*SUPPLIED ENTRIES*.
******

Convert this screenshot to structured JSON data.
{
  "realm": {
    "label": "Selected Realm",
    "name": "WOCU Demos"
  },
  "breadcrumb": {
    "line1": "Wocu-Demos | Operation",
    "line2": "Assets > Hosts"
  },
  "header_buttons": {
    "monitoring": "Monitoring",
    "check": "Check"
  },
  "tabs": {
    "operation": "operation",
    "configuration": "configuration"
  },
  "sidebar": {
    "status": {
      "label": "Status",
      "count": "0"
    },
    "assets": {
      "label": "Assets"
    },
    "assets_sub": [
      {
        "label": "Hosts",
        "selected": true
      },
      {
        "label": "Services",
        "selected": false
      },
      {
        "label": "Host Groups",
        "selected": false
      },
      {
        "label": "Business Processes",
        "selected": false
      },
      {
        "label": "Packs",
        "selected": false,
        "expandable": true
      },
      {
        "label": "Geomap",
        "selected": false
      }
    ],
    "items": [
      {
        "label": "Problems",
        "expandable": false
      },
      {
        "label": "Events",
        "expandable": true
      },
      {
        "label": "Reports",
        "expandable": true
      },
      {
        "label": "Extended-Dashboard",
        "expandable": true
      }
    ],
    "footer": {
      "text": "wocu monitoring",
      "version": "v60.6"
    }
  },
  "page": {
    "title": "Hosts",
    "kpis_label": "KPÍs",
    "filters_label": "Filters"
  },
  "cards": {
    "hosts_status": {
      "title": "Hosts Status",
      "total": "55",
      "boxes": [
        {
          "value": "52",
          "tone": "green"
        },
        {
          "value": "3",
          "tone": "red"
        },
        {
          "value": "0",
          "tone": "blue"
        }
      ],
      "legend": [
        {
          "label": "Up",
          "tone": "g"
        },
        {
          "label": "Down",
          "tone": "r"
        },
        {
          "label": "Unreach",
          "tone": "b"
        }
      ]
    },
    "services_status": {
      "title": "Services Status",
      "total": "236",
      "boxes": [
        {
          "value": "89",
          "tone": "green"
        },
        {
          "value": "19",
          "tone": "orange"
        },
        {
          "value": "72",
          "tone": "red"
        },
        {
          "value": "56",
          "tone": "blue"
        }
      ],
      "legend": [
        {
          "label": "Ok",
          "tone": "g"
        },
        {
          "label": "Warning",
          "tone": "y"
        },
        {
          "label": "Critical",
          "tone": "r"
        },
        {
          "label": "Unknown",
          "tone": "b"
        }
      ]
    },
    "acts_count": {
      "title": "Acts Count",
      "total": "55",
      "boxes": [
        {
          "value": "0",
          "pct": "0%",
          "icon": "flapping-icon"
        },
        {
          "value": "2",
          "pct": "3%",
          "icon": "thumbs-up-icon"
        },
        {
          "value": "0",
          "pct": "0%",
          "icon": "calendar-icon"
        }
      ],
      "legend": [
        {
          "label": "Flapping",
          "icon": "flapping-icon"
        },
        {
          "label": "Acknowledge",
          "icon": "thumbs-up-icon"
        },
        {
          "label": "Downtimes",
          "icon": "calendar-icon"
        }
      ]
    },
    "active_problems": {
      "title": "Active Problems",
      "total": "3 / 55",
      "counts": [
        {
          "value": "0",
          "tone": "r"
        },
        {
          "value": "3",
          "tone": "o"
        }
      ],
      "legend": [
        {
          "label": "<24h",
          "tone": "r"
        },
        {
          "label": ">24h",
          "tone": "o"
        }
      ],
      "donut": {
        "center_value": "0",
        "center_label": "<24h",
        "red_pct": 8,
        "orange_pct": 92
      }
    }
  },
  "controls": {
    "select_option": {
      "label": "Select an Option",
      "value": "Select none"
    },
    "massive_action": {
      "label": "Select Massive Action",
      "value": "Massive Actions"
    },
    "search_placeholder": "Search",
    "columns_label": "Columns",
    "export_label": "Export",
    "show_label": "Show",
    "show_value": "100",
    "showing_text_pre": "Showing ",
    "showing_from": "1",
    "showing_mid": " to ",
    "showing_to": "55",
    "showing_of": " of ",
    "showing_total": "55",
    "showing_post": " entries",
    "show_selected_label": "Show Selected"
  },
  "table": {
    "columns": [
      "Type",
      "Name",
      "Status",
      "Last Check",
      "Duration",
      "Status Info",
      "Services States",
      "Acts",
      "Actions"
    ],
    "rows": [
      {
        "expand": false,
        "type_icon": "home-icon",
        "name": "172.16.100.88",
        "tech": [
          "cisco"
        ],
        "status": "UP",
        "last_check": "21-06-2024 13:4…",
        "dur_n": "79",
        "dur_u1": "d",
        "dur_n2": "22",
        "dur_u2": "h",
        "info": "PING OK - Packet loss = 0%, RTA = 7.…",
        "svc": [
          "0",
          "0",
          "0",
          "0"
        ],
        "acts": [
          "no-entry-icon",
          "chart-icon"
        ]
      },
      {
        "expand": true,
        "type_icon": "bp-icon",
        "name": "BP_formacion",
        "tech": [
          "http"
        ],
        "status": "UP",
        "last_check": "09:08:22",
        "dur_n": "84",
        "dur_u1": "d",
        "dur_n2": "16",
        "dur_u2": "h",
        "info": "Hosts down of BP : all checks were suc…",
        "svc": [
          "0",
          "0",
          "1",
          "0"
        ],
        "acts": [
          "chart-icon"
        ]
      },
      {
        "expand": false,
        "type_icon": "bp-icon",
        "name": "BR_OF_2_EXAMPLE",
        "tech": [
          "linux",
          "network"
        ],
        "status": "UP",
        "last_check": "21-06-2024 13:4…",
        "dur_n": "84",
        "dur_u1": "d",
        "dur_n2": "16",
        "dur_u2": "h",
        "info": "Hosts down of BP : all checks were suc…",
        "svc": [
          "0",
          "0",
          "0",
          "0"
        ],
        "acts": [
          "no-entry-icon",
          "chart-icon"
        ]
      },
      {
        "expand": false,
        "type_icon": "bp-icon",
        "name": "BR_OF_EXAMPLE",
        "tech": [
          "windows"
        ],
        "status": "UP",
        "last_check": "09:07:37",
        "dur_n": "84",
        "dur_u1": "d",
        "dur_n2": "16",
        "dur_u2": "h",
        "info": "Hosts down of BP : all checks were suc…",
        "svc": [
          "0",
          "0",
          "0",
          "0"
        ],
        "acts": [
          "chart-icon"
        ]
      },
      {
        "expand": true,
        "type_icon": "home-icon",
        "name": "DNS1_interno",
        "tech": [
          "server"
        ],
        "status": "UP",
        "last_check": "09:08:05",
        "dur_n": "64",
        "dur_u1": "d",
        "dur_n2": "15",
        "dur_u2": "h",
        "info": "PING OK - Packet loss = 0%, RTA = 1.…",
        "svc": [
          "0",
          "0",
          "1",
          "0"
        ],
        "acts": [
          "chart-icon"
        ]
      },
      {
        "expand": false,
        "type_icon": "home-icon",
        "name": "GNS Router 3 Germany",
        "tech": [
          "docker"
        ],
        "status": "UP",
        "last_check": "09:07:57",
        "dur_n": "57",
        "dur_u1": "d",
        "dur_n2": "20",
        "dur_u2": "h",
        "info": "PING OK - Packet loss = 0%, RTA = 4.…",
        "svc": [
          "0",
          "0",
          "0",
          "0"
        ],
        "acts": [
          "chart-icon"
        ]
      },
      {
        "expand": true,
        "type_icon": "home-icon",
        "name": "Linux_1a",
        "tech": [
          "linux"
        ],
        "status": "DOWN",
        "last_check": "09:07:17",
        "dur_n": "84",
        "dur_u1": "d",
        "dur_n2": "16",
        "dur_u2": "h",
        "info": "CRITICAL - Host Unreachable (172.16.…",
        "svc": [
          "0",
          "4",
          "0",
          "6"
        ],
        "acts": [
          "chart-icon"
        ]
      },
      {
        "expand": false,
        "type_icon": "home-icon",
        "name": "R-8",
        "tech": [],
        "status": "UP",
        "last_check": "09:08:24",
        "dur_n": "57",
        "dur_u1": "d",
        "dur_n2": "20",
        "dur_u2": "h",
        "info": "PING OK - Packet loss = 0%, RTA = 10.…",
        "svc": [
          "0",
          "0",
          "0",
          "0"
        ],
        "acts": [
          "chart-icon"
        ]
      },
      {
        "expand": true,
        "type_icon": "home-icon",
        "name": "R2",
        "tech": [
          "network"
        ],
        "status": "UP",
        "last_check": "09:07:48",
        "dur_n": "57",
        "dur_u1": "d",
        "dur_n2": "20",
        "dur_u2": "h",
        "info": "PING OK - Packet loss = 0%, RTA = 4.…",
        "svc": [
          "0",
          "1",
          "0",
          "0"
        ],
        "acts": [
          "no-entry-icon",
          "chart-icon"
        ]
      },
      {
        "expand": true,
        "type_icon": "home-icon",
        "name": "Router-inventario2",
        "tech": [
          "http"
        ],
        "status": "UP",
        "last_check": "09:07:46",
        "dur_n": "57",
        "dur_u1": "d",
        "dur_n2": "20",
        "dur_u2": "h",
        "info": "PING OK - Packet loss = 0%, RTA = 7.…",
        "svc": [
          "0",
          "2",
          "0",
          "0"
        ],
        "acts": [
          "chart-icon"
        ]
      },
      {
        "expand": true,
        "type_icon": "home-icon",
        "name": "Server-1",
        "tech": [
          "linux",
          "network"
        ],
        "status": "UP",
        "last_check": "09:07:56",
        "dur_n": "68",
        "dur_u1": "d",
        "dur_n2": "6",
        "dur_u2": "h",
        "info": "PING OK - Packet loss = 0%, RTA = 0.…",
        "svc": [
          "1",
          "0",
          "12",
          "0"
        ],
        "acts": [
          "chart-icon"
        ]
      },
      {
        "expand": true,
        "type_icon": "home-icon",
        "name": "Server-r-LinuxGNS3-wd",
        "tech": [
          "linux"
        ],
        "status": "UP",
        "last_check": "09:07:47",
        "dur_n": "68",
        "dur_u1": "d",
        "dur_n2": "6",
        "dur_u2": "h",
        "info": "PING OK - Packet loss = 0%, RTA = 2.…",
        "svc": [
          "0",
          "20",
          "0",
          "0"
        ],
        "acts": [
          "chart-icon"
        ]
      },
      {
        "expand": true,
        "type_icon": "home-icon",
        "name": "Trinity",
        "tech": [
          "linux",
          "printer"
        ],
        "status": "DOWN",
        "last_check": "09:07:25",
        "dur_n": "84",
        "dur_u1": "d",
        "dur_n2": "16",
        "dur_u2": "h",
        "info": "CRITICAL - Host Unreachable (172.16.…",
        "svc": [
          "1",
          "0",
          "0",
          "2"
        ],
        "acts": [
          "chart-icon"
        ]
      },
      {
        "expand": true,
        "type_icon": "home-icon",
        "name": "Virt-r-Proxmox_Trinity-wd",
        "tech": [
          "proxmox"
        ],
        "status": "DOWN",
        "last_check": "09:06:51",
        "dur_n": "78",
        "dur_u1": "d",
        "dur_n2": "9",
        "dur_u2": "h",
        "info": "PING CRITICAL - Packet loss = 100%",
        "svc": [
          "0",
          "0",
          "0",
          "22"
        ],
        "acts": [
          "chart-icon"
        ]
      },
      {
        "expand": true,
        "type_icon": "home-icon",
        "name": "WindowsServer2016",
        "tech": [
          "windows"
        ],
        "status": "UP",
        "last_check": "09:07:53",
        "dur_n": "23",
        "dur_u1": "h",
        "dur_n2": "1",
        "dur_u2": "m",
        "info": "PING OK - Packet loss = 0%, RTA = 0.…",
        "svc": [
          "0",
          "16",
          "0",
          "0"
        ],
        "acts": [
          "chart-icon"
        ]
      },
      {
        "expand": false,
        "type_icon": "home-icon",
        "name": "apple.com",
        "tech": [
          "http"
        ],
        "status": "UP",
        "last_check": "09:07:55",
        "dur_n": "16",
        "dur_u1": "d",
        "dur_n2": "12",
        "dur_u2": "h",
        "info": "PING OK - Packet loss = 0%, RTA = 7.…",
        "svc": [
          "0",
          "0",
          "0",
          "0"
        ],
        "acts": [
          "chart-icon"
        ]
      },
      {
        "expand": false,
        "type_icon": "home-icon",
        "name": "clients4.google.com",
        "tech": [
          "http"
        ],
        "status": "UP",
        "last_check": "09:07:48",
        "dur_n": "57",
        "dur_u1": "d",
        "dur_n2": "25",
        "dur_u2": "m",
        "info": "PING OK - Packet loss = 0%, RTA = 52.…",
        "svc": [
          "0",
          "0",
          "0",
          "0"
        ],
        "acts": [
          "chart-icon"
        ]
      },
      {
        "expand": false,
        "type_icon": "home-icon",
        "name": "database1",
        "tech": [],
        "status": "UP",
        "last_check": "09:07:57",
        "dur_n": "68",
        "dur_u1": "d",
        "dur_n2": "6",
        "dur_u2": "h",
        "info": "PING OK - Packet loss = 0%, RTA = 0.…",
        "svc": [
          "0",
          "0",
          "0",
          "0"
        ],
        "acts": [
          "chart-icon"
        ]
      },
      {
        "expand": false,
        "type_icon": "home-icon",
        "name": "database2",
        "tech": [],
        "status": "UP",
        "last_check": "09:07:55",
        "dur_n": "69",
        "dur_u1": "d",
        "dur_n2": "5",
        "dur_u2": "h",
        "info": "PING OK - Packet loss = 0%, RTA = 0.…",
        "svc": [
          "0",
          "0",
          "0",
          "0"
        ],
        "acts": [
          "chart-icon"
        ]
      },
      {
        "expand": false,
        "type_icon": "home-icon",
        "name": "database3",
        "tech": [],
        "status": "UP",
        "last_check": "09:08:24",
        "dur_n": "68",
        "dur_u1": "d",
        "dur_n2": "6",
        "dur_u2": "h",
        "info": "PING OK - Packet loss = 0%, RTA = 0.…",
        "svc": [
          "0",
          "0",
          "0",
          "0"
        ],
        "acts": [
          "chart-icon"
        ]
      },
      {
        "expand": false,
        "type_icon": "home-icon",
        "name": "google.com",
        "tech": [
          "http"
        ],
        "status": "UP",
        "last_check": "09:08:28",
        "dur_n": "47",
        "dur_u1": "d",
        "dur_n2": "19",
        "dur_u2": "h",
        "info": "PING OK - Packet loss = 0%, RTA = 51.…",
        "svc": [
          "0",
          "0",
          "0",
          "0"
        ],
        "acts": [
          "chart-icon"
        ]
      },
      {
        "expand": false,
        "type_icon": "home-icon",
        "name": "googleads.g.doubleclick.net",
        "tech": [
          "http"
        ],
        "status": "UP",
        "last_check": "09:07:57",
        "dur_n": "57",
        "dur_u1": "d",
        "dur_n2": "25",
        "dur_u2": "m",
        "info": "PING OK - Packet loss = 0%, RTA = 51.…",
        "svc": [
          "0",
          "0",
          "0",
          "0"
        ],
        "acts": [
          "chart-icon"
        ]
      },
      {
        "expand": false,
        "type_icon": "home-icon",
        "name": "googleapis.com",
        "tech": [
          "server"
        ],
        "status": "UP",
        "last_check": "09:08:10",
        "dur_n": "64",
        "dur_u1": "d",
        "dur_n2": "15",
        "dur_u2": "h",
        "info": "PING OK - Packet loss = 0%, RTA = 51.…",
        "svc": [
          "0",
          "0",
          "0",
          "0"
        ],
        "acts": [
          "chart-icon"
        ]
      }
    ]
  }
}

******

*AIM OF THE TASK*.
Search the data for the string "Demos". List each line that has it.

*THE REPLY*.
    "name": "WOCU Demos"
    "line1": "Wocu-Demos | Operation",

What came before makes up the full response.